### STATED EXERCISE
Omit the images. Copy each entry word for word.

### SUPPLIED MATERIAL
▼▼▼
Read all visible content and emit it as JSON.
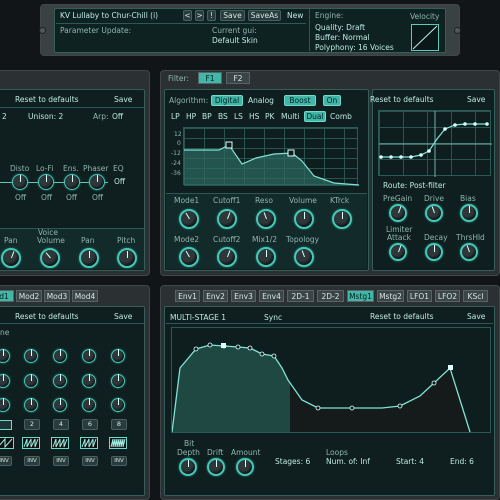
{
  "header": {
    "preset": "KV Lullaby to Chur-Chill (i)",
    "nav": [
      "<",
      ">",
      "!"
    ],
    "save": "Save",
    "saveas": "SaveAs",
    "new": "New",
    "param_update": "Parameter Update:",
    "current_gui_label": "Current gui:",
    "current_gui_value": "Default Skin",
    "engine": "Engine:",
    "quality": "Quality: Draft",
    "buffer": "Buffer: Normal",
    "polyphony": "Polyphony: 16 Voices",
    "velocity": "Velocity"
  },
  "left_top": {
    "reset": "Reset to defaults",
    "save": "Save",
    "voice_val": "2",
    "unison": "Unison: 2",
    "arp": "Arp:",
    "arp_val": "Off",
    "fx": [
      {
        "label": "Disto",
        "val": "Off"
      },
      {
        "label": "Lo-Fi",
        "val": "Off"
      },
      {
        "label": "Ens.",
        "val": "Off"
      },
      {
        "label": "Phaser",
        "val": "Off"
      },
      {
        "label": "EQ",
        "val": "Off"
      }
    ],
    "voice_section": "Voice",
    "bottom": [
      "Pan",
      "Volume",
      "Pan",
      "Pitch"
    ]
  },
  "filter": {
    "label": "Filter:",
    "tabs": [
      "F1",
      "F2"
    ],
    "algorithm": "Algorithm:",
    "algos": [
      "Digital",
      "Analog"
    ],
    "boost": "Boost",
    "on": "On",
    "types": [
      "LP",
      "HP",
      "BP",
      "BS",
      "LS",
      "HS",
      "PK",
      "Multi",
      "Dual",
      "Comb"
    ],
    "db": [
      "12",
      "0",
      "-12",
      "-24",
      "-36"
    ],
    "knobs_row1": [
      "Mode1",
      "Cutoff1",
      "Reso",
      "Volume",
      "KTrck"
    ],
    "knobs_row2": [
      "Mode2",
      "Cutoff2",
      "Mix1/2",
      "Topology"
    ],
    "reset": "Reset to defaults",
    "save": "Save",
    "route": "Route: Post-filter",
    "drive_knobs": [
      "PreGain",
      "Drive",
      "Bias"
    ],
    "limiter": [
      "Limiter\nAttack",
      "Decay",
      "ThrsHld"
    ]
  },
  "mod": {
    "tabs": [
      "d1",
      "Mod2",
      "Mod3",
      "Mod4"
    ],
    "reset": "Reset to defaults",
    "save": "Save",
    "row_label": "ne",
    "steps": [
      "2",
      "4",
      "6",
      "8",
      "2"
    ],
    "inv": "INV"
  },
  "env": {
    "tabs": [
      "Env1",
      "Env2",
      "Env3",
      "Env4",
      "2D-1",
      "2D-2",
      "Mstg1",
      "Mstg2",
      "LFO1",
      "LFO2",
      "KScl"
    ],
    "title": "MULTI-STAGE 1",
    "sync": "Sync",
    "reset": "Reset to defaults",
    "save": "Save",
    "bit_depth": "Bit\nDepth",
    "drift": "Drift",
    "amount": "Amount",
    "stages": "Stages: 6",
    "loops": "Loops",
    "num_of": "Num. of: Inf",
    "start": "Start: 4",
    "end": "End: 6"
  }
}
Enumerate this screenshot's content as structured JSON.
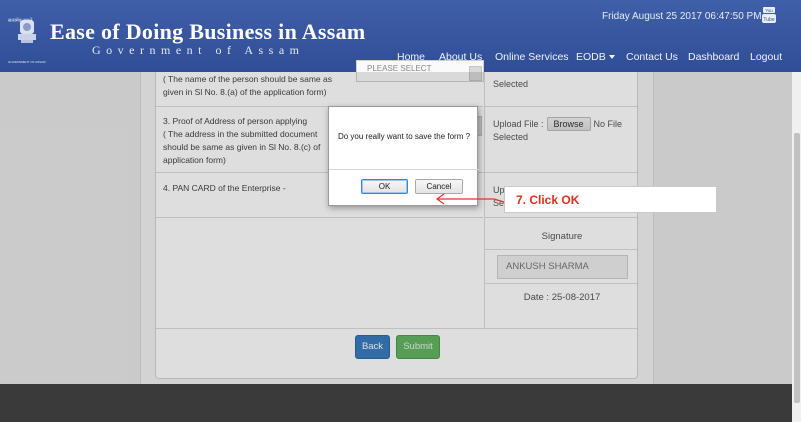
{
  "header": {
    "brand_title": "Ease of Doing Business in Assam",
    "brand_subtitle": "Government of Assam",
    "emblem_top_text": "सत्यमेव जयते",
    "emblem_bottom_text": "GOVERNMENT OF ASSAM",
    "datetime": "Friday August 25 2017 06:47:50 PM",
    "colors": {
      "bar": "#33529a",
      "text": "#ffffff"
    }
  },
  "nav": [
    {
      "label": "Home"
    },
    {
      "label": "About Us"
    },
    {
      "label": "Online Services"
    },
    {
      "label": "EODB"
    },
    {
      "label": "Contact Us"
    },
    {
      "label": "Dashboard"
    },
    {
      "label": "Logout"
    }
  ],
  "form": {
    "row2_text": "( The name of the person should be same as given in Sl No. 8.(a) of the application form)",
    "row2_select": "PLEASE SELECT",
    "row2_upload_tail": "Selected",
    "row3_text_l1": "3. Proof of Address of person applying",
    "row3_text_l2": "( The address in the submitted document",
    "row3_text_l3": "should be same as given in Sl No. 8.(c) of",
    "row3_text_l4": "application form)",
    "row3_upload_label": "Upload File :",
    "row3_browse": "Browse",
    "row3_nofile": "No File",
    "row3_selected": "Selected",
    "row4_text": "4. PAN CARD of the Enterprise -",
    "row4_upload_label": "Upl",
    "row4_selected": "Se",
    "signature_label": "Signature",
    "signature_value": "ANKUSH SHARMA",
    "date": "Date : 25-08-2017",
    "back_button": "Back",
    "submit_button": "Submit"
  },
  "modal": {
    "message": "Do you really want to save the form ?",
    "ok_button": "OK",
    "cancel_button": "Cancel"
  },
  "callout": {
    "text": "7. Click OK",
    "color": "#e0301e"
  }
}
▲▲▲
### ANSWER FOR THE TASK
Read all visible content and emit it as JSON.
{
  "header": {
    "preset": "KV Lullaby to Chur-Chill (i)",
    "nav": [
      "<",
      ">",
      "!"
    ],
    "save": "Save",
    "saveas": "SaveAs",
    "new": "New",
    "param_update": "Parameter Update:",
    "current_gui_label": "Current gui:",
    "current_gui_value": "Default Skin",
    "engine": "Engine:",
    "quality": "Quality: Draft",
    "buffer": "Buffer: Normal",
    "polyphony": "Polyphony: 16 Voices",
    "velocity": "Velocity"
  },
  "left_top": {
    "reset": "Reset to defaults",
    "save": "Save",
    "voice_val": "2",
    "unison": "Unison: 2",
    "arp": "Arp:",
    "arp_val": "Off",
    "fx": [
      {
        "label": "Disto",
        "val": "Off"
      },
      {
        "label": "Lo-Fi",
        "val": "Off"
      },
      {
        "label": "Ens.",
        "val": "Off"
      },
      {
        "label": "Phaser",
        "val": "Off"
      },
      {
        "label": "EQ",
        "val": "Off"
      }
    ],
    "voice_section": "Voice",
    "bottom": [
      "Pan",
      "Volume",
      "Pan",
      "Pitch"
    ]
  },
  "filter": {
    "label": "Filter:",
    "tabs": [
      "F1",
      "F2"
    ],
    "algorithm": "Algorithm:",
    "algos": [
      "Digital",
      "Analog"
    ],
    "boost": "Boost",
    "on": "On",
    "types": [
      "LP",
      "HP",
      "BP",
      "BS",
      "LS",
      "HS",
      "PK",
      "Multi",
      "Dual",
      "Comb"
    ],
    "db": [
      "12",
      "0",
      "-12",
      "-24",
      "-36"
    ],
    "knobs_row1": [
      "Mode1",
      "Cutoff1",
      "Reso",
      "Volume",
      "KTrck"
    ],
    "knobs_row2": [
      "Mode2",
      "Cutoff2",
      "Mix1/2",
      "Topology"
    ],
    "reset": "Reset to defaults",
    "save": "Save",
    "route": "Route: Post-filter",
    "drive_knobs": [
      "PreGain",
      "Drive",
      "Bias"
    ],
    "limiter": [
      "Limiter\nAttack",
      "Decay",
      "ThrsHld"
    ]
  },
  "mod": {
    "tabs": [
      "d1",
      "Mod2",
      "Mod3",
      "Mod4"
    ],
    "reset": "Reset to defaults",
    "save": "Save",
    "row_label": "ne",
    "steps": [
      "2",
      "4",
      "6",
      "8",
      "2"
    ],
    "inv": "INV"
  },
  "env": {
    "tabs": [
      "Env1",
      "Env2",
      "Env3",
      "Env4",
      "2D-1",
      "2D-2",
      "Mstg1",
      "Mstg2",
      "LFO1",
      "LFO2",
      "KScl"
    ],
    "title": "MULTI-STAGE 1",
    "sync": "Sync",
    "reset": "Reset to defaults",
    "save": "Save",
    "bit_depth": "Bit\nDepth",
    "drift": "Drift",
    "amount": "Amount",
    "stages": "Stages: 6",
    "loops": "Loops",
    "num_of": "Num. of: Inf",
    "start": "Start: 4",
    "end": "End: 6"
  }
}
Enumerate this screenshot's content as structured JSON.
{
  "header": {
    "brand_title": "Ease of Doing Business in Assam",
    "brand_subtitle": "Government of Assam",
    "emblem_top_text": "सत्यमेव जयते",
    "emblem_bottom_text": "GOVERNMENT OF ASSAM",
    "datetime": "Friday August 25 2017 06:47:50 PM",
    "colors": {
      "bar": "#33529a",
      "text": "#ffffff"
    }
  },
  "nav": [
    {
      "label": "Home"
    },
    {
      "label": "About Us"
    },
    {
      "label": "Online Services"
    },
    {
      "label": "EODB"
    },
    {
      "label": "Contact Us"
    },
    {
      "label": "Dashboard"
    },
    {
      "label": "Logout"
    }
  ],
  "form": {
    "row2_text": "( The name of the person should be same as given in Sl No. 8.(a) of the application form)",
    "row2_select": "PLEASE SELECT",
    "row2_upload_tail": "Selected",
    "row3_text_l1": "3. Proof of Address of person applying",
    "row3_text_l2": "( The address in the submitted document",
    "row3_text_l3": "should be same as given in Sl No. 8.(c) of",
    "row3_text_l4": "application form)",
    "row3_upload_label": "Upload File :",
    "row3_browse": "Browse",
    "row3_nofile": "No File",
    "row3_selected": "Selected",
    "row4_text": "4. PAN CARD of the Enterprise -",
    "row4_upload_label": "Upl",
    "row4_selected": "Se",
    "signature_label": "Signature",
    "signature_value": "ANKUSH SHARMA",
    "date": "Date : 25-08-2017",
    "back_button": "Back",
    "submit_button": "Submit"
  },
  "modal": {
    "message": "Do you really want to save the form ?",
    "ok_button": "OK",
    "cancel_button": "Cancel"
  },
  "callout": {
    "text": "7. Click OK",
    "color": "#e0301e"
  }
}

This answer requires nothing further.